**WHAT IS NEEDED**
Output each line exactly as it appears, skipping any embedded picture.

*-*-*

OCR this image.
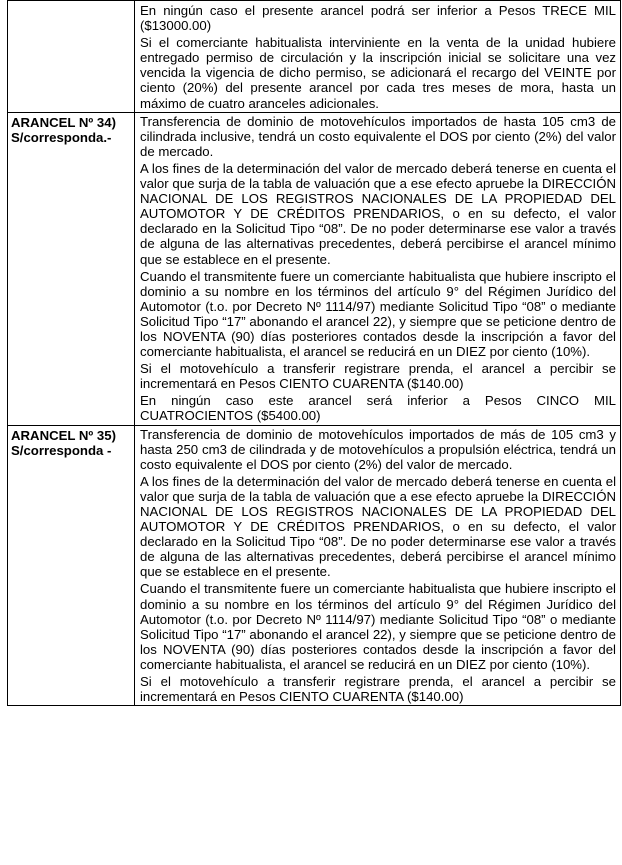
	En ningún caso el presente arancel podrá ser inferior a Pesos TRECE MIL ($13000.00)
Si el comerciante habitualista interviniente en la venta de la unidad hubiere entregado permiso de circulación y la inscripción inicial se solicitare una vez vencida la vigencia de dicho permiso, se adicionará el recargo del VEINTE por ciento (20%) del presente arancel por cada tres meses de mora, hasta un máximo de cuatro aranceles adicionales.

ARANCEL Nº 34) S/corresponda.-	Transferencia de dominio de motovehículos importados de hasta 105 cm3 de cilindrada inclusive, tendrá un costo equivalente el DOS por ciento (2%) del valor de mercado.
A los fines de la determinación del valor de mercado deberá tenerse en cuenta el valor que surja de la tabla de valuación que a ese efecto apruebe la DIRECCIÓN NACIONAL DE LOS REGISTROS NACIONALES DE LA PROPIEDAD DEL AUTOMOTOR Y DE CRÉDITOS PRENDARIOS, o en su defecto, el valor declarado en la Solicitud Tipo “08”. De no poder determinarse ese valor a través de alguna de las alternativas precedentes, deberá percibirse el arancel mínimo que se establece en el presente.
Cuando el transmitente fuere un comerciante habitualista que hubiere inscripto el dominio a su nombre en los términos del artículo 9° del Régimen Jurídico del Automotor (t.o. por Decreto Nº 1114/97) mediante Solicitud Tipo “08” o mediante Solicitud Tipo “17” abonando el arancel 22), y siempre que se peticione dentro de los NOVENTA (90) días posteriores contados desde la inscripción a favor del comerciante habitualista, el arancel se reducirá en un DIEZ por ciento (10%).
Si el motovehículo a transferir registrare prenda, el arancel a percibir se incrementará en Pesos CIENTO CUARENTA ($140.00)
En ningún caso este arancel será inferior a Pesos CINCO MIL CUATROCIENTOS ($5400.00)

ARANCEL Nº 35) S/corresponda -	Transferencia de dominio de motovehículos importados de más de 105 cm3 y hasta 250 cm3 de cilindrada y de motovehículos a propulsión eléctrica, tendrá un costo equivalente el DOS por ciento (2%) del valor de mercado.
A los fines de la determinación del valor de mercado deberá tenerse en cuenta el valor que surja de la tabla de valuación que a ese efecto apruebe la DIRECCIÓN NACIONAL DE LOS REGISTROS NACIONALES DE LA PROPIEDAD DEL AUTOMOTOR Y DE CRÉDITOS PRENDARIOS, o en su defecto, el valor declarado en la Solicitud Tipo “08”. De no poder determinarse ese valor a través de alguna de las alternativas precedentes, deberá percibirse el arancel mínimo que se establece en el presente.
Cuando el transmitente fuere un comerciante habitualista que hubiere inscripto el dominio a su nombre en los términos del artículo 9° del Régimen Jurídico del Automotor (t.o. por Decreto Nº 1114/97) mediante Solicitud Tipo “08” o mediante Solicitud Tipo “17” abonando el arancel 22), y siempre que se peticione dentro de los NOVENTA (90) días posteriores contados desde la inscripción a favor del comerciante habitualista, el arancel se reducirá en un DIEZ por ciento (10%).
Si el motovehículo a transferir registrare prenda, el arancel a percibir se incrementará en Pesos CIENTO CUARENTA ($140.00)
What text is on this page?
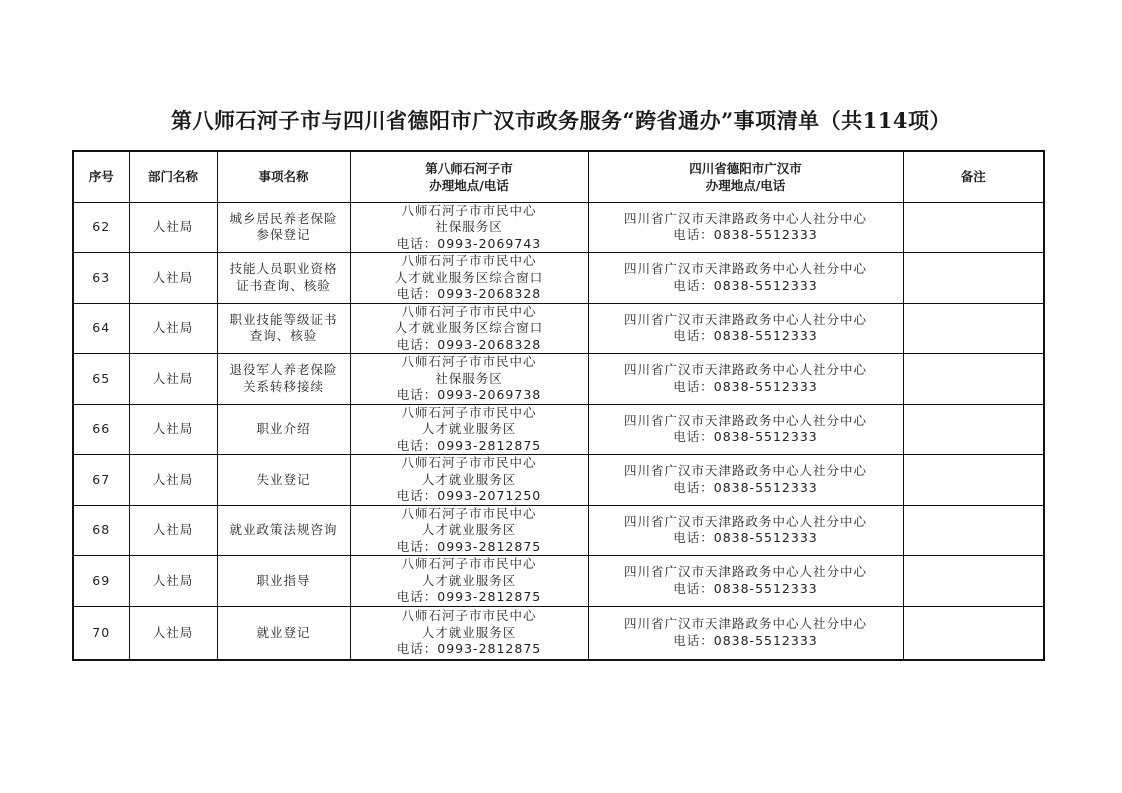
第八师石河子市与四川省德阳市广汉市政务服务“跨省通办”事项清单（共114项）
序号	部门名称	事项名称	第八师石河子市
办理地点/电话	四川省德阳市广汉市
办理地点/电话	备注
62	人社局	城乡居民养老保险
参保登记	八师石河子市市民中心
社保服务区
电话：0993-2069743	四川省广汉市天津路政务中心人社分中心
电话：0838-5512333	

63	人社局	技能人员职业资格
证书查询、核验	八师石河子市市民中心
人才就业服务区综合窗口
电话：0993-2068328	四川省广汉市天津路政务中心人社分中心
电话：0838-5512333	

64	人社局	职业技能等级证书
查询、核验	八师石河子市市民中心
人才就业服务区综合窗口
电话：0993-2068328	四川省广汉市天津路政务中心人社分中心
电话：0838-5512333	

65	人社局	退役军人养老保险
关系转移接续	八师石河子市市民中心
社保服务区
电话：0993-2069738	四川省广汉市天津路政务中心人社分中心
电话：0838-5512333	

66	人社局	职业介绍	八师石河子市市民中心
人才就业服务区
电话：0993-2812875	四川省广汉市天津路政务中心人社分中心
电话：0838-5512333	

67	人社局	失业登记	八师石河子市市民中心
人才就业服务区
电话：0993-2071250	四川省广汉市天津路政务中心人社分中心
电话：0838-5512333	

68	人社局	就业政策法规咨询	八师石河子市市民中心
人才就业服务区
电话：0993-2812875	四川省广汉市天津路政务中心人社分中心
电话：0838-5512333	

69	人社局	职业指导	八师石河子市市民中心
人才就业服务区
电话：0993-2812875	四川省广汉市天津路政务中心人社分中心
电话：0838-5512333	

70	人社局	就业登记	八师石河子市市民中心
人才就业服务区
电话：0993-2812875	四川省广汉市天津路政务中心人社分中心
电话：0838-5512333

*-*-*

**IN RESPONSE**
OCR this image.
	En ningún caso el presente arancel podrá ser inferior a Pesos TRECE MIL ($13000.00)
Si el comerciante habitualista interviniente en la venta de la unidad hubiere entregado permiso de circulación y la inscripción inicial se solicitare una vez vencida la vigencia de dicho permiso, se adicionará el recargo del VEINTE por ciento (20%) del presente arancel por cada tres meses de mora, hasta un máximo de cuatro aranceles adicionales.

ARANCEL Nº 34) S/corresponda.-	Transferencia de dominio de motovehículos importados de hasta 105 cm3 de cilindrada inclusive, tendrá un costo equivalente el DOS por ciento (2%) del valor de mercado.
A los fines de la determinación del valor de mercado deberá tenerse en cuenta el valor que surja de la tabla de valuación que a ese efecto apruebe la DIRECCIÓN NACIONAL DE LOS REGISTROS NACIONALES DE LA PROPIEDAD DEL AUTOMOTOR Y DE CRÉDITOS PRENDARIOS, o en su defecto, el valor declarado en la Solicitud Tipo “08”. De no poder determinarse ese valor a través de alguna de las alternativas precedentes, deberá percibirse el arancel mínimo que se establece en el presente.
Cuando el transmitente fuere un comerciante habitualista que hubiere inscripto el dominio a su nombre en los términos del artículo 9° del Régimen Jurídico del Automotor (t.o. por Decreto Nº 1114/97) mediante Solicitud Tipo “08” o mediante Solicitud Tipo “17” abonando el arancel 22), y siempre que se peticione dentro de los NOVENTA (90) días posteriores contados desde la inscripción a favor del comerciante habitualista, el arancel se reducirá en un DIEZ por ciento (10%).
Si el motovehículo a transferir registrare prenda, el arancel a percibir se incrementará en Pesos CIENTO CUARENTA ($140.00)
En ningún caso este arancel será inferior a Pesos CINCO MIL CUATROCIENTOS ($5400.00)

ARANCEL Nº 35) S/corresponda -	Transferencia de dominio de motovehículos importados de más de 105 cm3 y hasta 250 cm3 de cilindrada y de motovehículos a propulsión eléctrica, tendrá un costo equivalente el DOS por ciento (2%) del valor de mercado.
A los fines de la determinación del valor de mercado deberá tenerse en cuenta el valor que surja de la tabla de valuación que a ese efecto apruebe la DIRECCIÓN NACIONAL DE LOS REGISTROS NACIONALES DE LA PROPIEDAD DEL AUTOMOTOR Y DE CRÉDITOS PRENDARIOS, o en su defecto, el valor declarado en la Solicitud Tipo “08”. De no poder determinarse ese valor a través de alguna de las alternativas precedentes, deberá percibirse el arancel mínimo que se establece en el presente.
Cuando el transmitente fuere un comerciante habitualista que hubiere inscripto el dominio a su nombre en los términos del artículo 9° del Régimen Jurídico del Automotor (t.o. por Decreto Nº 1114/97) mediante Solicitud Tipo “08” o mediante Solicitud Tipo “17” abonando el arancel 22), y siempre que se peticione dentro de los NOVENTA (90) días posteriores contados desde la inscripción a favor del comerciante habitualista, el arancel se reducirá en un DIEZ por ciento (10%).
Si el motovehículo a transferir registrare prenda, el arancel a percibir se incrementará en Pesos CIENTO CUARENTA ($140.00)
What text is on this page?
第八师石河子市与四川省德阳市广汉市政务服务“跨省通办”事项清单（共114项）
序号	部门名称	事项名称	第八师石河子市
办理地点/电话	四川省德阳市广汉市
办理地点/电话	备注
62	人社局	城乡居民养老保险
参保登记	八师石河子市市民中心
社保服务区
电话：0993-2069743	四川省广汉市天津路政务中心人社分中心
电话：0838-5512333	

63	人社局	技能人员职业资格
证书查询、核验	八师石河子市市民中心
人才就业服务区综合窗口
电话：0993-2068328	四川省广汉市天津路政务中心人社分中心
电话：0838-5512333	

64	人社局	职业技能等级证书
查询、核验	八师石河子市市民中心
人才就业服务区综合窗口
电话：0993-2068328	四川省广汉市天津路政务中心人社分中心
电话：0838-5512333	

65	人社局	退役军人养老保险
关系转移接续	八师石河子市市民中心
社保服务区
电话：0993-2069738	四川省广汉市天津路政务中心人社分中心
电话：0838-5512333	

66	人社局	职业介绍	八师石河子市市民中心
人才就业服务区
电话：0993-2812875	四川省广汉市天津路政务中心人社分中心
电话：0838-5512333	

67	人社局	失业登记	八师石河子市市民中心
人才就业服务区
电话：0993-2071250	四川省广汉市天津路政务中心人社分中心
电话：0838-5512333	

68	人社局	就业政策法规咨询	八师石河子市市民中心
人才就业服务区
电话：0993-2812875	四川省广汉市天津路政务中心人社分中心
电话：0838-5512333	

69	人社局	职业指导	八师石河子市市民中心
人才就业服务区
电话：0993-2812875	四川省广汉市天津路政务中心人社分中心
电话：0838-5512333	

70	人社局	就业登记	八师石河子市市民中心
人才就业服务区
电话：0993-2812875	四川省广汉市天津路政务中心人社分中心
电话：0838-5512333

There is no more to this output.